[Material shown]
* * *
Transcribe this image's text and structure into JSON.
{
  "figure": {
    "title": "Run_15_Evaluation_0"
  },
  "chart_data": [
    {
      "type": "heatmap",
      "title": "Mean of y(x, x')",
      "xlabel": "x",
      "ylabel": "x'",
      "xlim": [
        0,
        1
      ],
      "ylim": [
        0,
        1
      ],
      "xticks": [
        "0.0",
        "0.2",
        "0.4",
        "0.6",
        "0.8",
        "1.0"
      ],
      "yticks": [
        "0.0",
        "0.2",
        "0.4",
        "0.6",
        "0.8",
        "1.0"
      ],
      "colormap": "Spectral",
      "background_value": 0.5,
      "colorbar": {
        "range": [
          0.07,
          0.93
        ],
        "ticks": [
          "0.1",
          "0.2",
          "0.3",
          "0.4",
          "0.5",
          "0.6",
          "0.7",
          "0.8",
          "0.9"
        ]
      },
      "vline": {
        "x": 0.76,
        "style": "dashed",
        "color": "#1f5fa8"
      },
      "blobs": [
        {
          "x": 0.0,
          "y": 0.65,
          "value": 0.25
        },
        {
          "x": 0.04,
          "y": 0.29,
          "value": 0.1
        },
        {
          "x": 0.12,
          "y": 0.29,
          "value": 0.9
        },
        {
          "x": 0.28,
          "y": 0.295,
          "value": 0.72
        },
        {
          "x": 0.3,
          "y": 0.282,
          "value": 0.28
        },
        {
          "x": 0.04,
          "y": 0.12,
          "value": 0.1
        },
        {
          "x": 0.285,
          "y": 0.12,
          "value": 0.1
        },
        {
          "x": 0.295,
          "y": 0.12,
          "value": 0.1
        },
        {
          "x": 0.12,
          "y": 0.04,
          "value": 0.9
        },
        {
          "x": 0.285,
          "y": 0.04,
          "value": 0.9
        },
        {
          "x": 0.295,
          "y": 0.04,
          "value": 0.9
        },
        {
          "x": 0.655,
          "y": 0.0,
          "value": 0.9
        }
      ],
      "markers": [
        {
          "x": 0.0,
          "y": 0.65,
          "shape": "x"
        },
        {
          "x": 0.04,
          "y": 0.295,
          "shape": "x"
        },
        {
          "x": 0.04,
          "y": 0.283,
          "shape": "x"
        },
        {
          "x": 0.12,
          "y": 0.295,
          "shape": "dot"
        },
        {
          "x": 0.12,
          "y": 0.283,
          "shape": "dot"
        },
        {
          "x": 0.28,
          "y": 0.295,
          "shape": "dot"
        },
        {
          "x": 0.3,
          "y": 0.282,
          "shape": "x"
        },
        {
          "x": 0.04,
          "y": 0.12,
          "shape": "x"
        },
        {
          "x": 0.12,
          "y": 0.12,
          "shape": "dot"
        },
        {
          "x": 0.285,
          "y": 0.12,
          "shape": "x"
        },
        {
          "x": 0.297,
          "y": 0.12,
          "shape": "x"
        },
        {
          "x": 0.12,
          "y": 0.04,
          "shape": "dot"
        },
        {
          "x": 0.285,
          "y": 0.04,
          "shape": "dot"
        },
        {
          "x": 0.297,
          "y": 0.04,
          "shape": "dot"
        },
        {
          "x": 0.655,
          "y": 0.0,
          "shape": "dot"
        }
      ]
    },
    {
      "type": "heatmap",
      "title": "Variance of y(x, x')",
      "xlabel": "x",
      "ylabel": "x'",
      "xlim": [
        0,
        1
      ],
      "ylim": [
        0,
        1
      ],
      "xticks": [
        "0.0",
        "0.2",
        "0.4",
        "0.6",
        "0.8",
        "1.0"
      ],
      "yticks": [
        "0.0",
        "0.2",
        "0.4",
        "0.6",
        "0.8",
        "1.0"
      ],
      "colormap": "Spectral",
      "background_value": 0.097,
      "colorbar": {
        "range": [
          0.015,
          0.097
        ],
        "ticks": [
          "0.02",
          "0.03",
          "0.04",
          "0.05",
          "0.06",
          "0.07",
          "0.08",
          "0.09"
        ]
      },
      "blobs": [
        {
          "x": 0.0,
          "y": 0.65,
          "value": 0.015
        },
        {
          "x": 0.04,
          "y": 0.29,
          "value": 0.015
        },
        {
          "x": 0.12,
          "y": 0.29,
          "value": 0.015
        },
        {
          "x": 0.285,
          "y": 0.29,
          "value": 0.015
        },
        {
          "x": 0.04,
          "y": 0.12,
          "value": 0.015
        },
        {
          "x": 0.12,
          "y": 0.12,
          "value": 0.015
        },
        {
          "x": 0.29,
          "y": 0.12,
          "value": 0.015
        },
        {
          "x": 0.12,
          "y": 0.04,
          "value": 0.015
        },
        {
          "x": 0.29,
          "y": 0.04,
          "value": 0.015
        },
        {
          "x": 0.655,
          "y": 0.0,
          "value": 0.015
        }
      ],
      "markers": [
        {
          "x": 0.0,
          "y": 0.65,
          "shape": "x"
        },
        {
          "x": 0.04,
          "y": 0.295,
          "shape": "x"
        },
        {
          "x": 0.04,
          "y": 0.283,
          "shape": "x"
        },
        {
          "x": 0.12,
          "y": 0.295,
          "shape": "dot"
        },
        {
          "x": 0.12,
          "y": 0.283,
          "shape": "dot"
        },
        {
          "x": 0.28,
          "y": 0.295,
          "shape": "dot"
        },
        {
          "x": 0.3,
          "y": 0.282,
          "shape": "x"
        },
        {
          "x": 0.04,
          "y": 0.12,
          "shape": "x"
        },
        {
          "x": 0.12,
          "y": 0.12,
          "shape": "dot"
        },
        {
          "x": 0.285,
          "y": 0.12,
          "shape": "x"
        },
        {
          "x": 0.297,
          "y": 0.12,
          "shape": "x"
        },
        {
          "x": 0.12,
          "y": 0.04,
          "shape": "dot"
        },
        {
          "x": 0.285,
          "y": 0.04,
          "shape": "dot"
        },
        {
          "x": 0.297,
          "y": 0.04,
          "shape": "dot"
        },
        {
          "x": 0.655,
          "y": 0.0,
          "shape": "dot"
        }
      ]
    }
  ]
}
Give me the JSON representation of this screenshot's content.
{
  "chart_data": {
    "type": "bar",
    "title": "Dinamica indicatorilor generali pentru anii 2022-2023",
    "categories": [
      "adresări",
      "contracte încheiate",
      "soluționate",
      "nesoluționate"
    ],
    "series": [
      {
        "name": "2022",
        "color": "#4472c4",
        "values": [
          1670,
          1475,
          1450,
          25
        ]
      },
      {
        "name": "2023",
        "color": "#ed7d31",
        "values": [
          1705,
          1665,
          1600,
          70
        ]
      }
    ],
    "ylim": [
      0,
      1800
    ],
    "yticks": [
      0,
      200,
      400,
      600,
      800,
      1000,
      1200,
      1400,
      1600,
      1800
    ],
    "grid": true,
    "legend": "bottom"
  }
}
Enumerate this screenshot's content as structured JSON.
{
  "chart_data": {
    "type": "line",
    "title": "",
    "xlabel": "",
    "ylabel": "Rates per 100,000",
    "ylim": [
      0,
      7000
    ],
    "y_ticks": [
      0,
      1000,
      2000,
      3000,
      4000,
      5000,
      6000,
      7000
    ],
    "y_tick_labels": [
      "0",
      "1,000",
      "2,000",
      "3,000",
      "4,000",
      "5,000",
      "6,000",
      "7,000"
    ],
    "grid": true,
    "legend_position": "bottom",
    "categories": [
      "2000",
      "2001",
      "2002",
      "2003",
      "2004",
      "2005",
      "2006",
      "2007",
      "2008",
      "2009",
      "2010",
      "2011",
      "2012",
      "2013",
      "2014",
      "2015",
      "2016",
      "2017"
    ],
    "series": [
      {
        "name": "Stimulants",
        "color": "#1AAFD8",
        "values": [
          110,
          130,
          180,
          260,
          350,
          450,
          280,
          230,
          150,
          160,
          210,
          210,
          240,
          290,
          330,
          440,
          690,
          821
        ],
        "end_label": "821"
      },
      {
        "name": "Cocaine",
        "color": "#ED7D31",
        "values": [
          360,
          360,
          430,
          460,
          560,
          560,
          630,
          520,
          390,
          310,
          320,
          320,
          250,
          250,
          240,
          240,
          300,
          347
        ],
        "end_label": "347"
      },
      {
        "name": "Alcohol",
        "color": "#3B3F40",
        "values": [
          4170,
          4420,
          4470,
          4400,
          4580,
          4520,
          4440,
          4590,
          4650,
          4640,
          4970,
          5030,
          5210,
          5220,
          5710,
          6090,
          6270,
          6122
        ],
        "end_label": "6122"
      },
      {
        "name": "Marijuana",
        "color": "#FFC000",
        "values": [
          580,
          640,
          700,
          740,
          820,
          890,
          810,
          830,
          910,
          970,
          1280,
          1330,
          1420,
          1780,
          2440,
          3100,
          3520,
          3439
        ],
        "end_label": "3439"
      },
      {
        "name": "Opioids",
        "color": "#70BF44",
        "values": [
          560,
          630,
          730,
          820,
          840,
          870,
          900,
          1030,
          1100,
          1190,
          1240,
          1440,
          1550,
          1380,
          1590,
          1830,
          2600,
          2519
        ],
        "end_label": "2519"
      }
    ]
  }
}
* * *
[Stated problem]
Spot every line that holds "title" and copy it.

[Result for this task]
    "title": "Run_15_Evaluation_0"
      "title": "Mean of y(x, x')",
      "title": "Variance of y(x, x')",
    "title": "Dinamica indicatorilor generali pentru anii 2022-2023",
    "title": "",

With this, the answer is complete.